Do this:
Single out the lines of the material that contain "icon" and copy them.

Records for processing:
******

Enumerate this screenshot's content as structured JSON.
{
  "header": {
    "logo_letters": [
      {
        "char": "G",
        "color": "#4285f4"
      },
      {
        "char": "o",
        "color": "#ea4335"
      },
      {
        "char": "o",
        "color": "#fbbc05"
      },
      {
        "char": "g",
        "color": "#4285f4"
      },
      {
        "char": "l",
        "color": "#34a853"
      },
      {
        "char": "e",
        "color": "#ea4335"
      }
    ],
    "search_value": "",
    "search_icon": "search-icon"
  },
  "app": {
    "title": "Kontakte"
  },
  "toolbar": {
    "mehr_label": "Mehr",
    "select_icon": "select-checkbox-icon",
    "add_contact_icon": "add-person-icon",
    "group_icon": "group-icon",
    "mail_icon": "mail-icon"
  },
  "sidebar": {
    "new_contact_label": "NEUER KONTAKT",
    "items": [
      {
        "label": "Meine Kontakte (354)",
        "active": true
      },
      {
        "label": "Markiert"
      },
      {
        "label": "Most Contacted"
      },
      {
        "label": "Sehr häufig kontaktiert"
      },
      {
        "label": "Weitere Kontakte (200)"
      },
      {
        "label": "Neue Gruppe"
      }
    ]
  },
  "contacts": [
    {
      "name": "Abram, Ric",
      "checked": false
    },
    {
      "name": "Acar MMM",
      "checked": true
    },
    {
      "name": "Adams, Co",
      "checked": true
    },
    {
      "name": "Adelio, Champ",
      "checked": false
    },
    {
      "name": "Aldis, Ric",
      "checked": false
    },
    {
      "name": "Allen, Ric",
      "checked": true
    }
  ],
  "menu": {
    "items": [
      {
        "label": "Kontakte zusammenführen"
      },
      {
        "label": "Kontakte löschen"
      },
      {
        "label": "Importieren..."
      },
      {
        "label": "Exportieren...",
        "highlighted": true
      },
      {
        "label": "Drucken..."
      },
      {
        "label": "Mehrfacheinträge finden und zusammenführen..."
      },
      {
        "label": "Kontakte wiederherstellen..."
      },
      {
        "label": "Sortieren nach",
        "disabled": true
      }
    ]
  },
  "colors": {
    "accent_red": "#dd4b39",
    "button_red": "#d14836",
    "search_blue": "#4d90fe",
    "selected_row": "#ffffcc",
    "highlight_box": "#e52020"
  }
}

******

Exercise solution:
    "search_icon": "search-icon"
    "select_icon": "select-checkbox-icon",
    "add_contact_icon": "add-person-icon",
    "group_icon": "group-icon",
    "mail_icon": "mail-icon"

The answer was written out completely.